- Records supplied:
--------

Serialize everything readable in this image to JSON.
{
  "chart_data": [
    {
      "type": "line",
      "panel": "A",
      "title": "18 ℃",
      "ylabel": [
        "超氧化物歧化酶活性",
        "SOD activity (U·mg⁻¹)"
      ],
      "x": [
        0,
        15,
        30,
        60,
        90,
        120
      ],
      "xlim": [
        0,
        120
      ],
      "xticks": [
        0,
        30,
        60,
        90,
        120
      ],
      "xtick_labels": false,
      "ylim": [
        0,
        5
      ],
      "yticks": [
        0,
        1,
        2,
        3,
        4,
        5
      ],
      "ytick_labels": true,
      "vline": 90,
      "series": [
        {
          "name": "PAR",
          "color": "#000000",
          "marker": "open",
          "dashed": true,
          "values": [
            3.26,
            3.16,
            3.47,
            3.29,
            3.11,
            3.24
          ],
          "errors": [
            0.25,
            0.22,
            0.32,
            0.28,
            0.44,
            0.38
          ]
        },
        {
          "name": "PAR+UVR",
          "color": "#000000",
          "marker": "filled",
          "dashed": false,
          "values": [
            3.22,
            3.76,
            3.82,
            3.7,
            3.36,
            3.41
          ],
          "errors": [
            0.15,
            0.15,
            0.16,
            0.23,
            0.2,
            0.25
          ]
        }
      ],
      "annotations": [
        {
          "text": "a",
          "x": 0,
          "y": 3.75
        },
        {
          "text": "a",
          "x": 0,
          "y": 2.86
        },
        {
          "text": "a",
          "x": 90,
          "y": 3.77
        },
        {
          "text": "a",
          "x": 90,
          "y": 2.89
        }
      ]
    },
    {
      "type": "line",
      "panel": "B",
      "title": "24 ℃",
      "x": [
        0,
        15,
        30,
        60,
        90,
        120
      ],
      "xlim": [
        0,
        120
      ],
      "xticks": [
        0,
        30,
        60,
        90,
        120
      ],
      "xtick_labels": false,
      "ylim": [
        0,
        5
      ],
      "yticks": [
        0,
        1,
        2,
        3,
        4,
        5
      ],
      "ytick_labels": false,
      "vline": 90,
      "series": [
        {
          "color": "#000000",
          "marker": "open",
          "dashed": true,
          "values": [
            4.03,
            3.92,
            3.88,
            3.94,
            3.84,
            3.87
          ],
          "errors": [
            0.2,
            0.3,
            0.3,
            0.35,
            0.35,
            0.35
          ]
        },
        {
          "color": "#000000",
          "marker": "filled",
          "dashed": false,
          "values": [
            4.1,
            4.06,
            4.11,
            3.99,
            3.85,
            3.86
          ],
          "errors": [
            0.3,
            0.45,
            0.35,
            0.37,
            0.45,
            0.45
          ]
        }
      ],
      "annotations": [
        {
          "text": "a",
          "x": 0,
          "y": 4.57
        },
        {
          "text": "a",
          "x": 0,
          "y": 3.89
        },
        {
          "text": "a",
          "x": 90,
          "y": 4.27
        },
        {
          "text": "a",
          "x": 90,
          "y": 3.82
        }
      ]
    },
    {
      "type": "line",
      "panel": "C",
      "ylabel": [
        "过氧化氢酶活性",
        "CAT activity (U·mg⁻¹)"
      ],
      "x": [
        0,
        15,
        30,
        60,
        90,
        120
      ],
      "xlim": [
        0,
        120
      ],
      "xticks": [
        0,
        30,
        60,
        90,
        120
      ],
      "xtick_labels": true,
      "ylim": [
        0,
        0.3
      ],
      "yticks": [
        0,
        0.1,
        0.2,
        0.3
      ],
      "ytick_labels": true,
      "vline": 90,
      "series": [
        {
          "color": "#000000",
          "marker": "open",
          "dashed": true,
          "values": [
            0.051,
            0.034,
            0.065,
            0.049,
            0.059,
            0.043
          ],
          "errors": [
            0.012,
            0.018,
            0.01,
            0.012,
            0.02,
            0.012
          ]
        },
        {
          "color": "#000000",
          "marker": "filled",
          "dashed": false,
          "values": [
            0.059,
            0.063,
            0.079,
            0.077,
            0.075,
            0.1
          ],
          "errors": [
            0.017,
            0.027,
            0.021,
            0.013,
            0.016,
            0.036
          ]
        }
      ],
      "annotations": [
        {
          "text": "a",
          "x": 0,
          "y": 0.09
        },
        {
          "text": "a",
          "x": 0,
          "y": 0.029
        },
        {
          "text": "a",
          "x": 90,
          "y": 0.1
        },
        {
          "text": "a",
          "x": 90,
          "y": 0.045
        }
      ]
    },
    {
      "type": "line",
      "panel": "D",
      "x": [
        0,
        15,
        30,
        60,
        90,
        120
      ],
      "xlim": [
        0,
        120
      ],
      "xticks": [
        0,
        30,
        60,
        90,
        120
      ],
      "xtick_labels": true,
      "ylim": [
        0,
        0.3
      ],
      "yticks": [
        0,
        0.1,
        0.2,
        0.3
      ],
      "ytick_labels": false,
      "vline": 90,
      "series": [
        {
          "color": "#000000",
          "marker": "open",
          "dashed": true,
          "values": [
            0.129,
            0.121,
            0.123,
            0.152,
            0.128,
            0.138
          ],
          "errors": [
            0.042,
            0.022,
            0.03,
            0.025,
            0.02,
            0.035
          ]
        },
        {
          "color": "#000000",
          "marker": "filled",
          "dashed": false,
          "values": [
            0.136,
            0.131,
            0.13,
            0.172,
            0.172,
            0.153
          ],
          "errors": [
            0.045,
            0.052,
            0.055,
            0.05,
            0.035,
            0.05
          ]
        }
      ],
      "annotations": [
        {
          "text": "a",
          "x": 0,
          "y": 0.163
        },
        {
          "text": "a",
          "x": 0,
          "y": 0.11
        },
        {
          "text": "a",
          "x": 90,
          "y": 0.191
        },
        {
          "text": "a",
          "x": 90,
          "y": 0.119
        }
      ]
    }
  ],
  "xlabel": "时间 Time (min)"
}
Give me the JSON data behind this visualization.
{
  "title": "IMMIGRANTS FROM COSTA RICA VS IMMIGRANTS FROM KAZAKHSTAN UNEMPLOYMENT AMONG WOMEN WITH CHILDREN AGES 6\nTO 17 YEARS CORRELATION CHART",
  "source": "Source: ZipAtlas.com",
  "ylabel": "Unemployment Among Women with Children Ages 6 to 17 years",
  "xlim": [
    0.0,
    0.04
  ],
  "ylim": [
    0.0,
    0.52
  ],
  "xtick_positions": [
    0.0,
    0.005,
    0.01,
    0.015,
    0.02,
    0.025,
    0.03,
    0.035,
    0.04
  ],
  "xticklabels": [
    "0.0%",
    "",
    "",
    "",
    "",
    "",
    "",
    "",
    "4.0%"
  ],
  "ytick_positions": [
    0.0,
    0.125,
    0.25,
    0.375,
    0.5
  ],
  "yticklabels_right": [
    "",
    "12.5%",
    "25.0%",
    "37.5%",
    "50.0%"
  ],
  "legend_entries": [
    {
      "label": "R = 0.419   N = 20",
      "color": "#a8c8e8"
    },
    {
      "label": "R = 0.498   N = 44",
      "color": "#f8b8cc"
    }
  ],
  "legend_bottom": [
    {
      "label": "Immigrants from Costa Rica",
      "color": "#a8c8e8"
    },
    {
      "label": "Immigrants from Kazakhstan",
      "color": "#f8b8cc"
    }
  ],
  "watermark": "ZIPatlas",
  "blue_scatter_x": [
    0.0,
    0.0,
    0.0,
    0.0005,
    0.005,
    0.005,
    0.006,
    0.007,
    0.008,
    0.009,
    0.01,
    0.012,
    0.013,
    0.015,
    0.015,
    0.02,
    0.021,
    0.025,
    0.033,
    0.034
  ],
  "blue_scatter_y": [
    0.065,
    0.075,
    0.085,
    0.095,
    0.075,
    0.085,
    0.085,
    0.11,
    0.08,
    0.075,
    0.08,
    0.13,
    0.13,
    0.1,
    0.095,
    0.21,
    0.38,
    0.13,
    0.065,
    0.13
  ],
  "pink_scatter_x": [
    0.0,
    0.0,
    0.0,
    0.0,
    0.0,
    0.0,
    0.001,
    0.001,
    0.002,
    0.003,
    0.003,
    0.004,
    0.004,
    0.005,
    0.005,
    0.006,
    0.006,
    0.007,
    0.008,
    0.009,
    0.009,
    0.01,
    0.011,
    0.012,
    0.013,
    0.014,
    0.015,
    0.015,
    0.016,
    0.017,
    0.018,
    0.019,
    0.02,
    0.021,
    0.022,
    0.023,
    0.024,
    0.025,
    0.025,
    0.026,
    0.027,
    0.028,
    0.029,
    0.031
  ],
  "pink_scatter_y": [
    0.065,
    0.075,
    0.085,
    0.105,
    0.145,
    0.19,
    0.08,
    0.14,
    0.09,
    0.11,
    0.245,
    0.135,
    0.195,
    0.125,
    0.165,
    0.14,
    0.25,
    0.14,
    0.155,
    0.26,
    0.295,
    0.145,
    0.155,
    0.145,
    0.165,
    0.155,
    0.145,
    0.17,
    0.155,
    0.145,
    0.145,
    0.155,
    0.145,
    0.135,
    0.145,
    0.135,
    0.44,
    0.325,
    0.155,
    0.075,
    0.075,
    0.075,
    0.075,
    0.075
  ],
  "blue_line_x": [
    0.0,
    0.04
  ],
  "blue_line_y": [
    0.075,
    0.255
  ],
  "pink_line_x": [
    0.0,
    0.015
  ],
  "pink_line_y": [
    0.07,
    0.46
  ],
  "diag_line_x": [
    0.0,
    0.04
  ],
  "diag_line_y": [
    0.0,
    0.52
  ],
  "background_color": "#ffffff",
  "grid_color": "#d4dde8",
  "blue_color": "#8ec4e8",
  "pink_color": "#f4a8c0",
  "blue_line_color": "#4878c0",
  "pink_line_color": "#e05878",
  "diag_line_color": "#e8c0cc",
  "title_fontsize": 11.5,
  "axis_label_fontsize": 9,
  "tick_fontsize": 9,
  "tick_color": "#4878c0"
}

--------

- Exercise aim: State the count of lines holding the string "activity" in the listing above, and nothing else.

- Exercise solution: 2